---------- Given entries ----------

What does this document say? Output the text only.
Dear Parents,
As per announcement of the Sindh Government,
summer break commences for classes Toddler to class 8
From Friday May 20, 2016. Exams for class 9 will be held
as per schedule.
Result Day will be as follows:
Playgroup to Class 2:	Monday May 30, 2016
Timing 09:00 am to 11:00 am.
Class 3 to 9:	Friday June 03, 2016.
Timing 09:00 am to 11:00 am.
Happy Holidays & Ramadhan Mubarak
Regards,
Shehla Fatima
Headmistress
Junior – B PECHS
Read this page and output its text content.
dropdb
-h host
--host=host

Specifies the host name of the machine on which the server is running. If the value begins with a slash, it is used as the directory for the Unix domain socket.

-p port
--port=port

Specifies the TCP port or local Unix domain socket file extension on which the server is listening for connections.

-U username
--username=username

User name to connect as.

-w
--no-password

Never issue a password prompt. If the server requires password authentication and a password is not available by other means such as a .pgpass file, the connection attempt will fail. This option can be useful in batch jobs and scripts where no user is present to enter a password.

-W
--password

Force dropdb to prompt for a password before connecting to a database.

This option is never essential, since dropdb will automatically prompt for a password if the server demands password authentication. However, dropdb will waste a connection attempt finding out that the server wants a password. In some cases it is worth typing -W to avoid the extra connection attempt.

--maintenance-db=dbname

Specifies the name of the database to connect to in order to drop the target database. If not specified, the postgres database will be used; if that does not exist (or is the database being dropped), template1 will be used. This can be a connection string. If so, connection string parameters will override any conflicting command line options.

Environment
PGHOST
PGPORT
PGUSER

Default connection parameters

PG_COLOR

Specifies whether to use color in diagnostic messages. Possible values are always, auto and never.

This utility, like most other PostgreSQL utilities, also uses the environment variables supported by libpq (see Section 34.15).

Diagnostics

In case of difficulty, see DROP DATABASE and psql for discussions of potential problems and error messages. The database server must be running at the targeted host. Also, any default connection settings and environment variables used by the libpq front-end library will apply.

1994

----------

[Task directions] Repeat all of the entries exactly.

[Exercise response]
What does this document say? Output the text only.
Dear Parents,
As per announcement of the Sindh Government,
summer break commences for classes Toddler to class 8
From Friday May 20, 2016. Exams for class 9 will be held
as per schedule.
Result Day will be as follows:
Playgroup to Class 2:	Monday May 30, 2016
Timing 09:00 am to 11:00 am.
Class 3 to 9:	Friday June 03, 2016.
Timing 09:00 am to 11:00 am.
Happy Holidays & Ramadhan Mubarak
Regards,
Shehla Fatima
Headmistress
Junior – B PECHS
Read this page and output its text content.
dropdb
-h host
--host=host

Specifies the host name of the machine on which the server is running. If the value begins with a slash, it is used as the directory for the Unix domain socket.

-p port
--port=port

Specifies the TCP port or local Unix domain socket file extension on which the server is listening for connections.

-U username
--username=username

User name to connect as.

-w
--no-password

Never issue a password prompt. If the server requires password authentication and a password is not available by other means such as a .pgpass file, the connection attempt will fail. This option can be useful in batch jobs and scripts where no user is present to enter a password.

-W
--password

Force dropdb to prompt for a password before connecting to a database.

This option is never essential, since dropdb will automatically prompt for a password if the server demands password authentication. However, dropdb will waste a connection attempt finding out that the server wants a password. In some cases it is worth typing -W to avoid the extra connection attempt.

--maintenance-db=dbname

Specifies the name of the database to connect to in order to drop the target database. If not specified, the postgres database will be used; if that does not exist (or is the database being dropped), template1 will be used. This can be a connection string. If so, connection string parameters will override any conflicting command line options.

Environment
PGHOST
PGPORT
PGUSER

Default connection parameters

PG_COLOR

Specifies whether to use color in diagnostic messages. Possible values are always, auto and never.

This utility, like most other PostgreSQL utilities, also uses the environment variables supported by libpq (see Section 34.15).

Diagnostics

In case of difficulty, see DROP DATABASE and psql for discussions of potential problems and error messages. The database server must be running at the targeted host. Also, any default connection settings and environment variables used by the libpq front-end library will apply.

1994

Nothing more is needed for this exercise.